_MATERIAL FOR THIS TASK:_
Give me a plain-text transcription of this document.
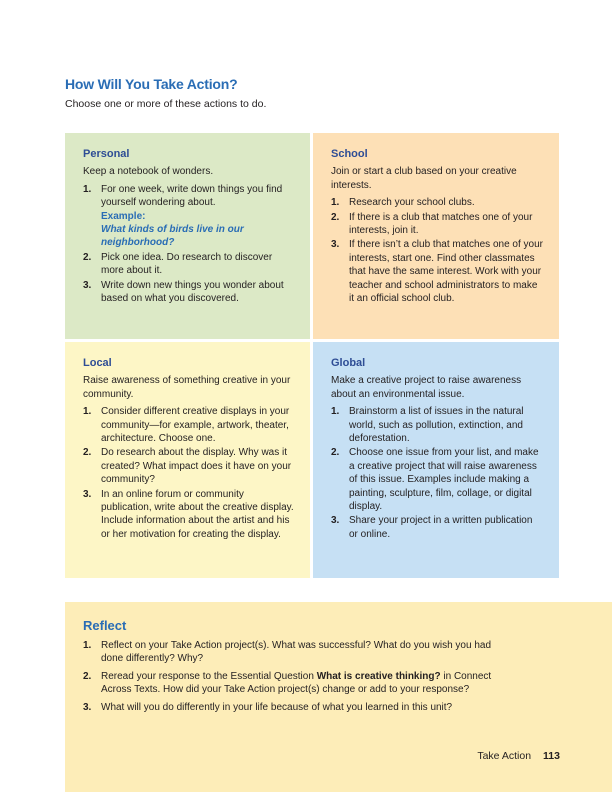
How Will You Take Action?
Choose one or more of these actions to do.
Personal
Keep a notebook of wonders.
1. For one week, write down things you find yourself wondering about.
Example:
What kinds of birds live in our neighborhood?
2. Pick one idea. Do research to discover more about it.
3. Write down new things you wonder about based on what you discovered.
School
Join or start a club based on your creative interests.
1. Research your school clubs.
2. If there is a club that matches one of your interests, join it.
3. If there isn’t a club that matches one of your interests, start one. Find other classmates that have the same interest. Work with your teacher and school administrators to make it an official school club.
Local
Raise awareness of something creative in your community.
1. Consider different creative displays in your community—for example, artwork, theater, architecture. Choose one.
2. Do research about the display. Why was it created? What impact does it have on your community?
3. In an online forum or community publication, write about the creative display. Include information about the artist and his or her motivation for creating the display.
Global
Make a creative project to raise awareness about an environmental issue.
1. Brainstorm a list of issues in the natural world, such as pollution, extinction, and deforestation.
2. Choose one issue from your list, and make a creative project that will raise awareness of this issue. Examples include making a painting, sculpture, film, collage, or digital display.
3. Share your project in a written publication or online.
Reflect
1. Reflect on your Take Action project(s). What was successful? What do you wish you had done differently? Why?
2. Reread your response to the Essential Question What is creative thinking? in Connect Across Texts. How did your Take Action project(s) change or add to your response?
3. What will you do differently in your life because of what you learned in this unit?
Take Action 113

---

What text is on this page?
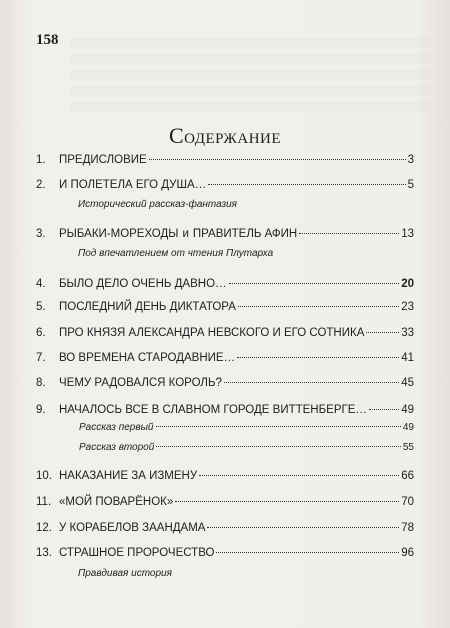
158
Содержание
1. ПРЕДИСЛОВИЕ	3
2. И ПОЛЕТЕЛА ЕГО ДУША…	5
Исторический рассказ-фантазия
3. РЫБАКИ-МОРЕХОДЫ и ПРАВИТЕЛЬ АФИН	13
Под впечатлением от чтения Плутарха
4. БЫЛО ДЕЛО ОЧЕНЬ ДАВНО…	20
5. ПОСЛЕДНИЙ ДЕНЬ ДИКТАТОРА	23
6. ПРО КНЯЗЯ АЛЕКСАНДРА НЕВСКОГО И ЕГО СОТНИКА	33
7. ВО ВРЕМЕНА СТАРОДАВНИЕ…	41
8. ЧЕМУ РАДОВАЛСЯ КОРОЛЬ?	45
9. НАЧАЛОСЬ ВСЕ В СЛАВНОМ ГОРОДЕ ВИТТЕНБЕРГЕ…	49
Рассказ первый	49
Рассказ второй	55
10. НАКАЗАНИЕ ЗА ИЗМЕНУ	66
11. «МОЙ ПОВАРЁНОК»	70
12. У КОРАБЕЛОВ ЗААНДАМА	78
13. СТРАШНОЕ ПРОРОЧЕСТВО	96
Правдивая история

_TASK:_
Extract all lines that hold the word "list".

_FINAL RESULT:_
1. Brainstorm a list of issues in the natural world, such as pollution, extinction, and deforestation.
2. Choose one issue from your list, and make a creative project that will raise awareness of this issue. Examples include making a painting, sculpture, film, collage, or digital display.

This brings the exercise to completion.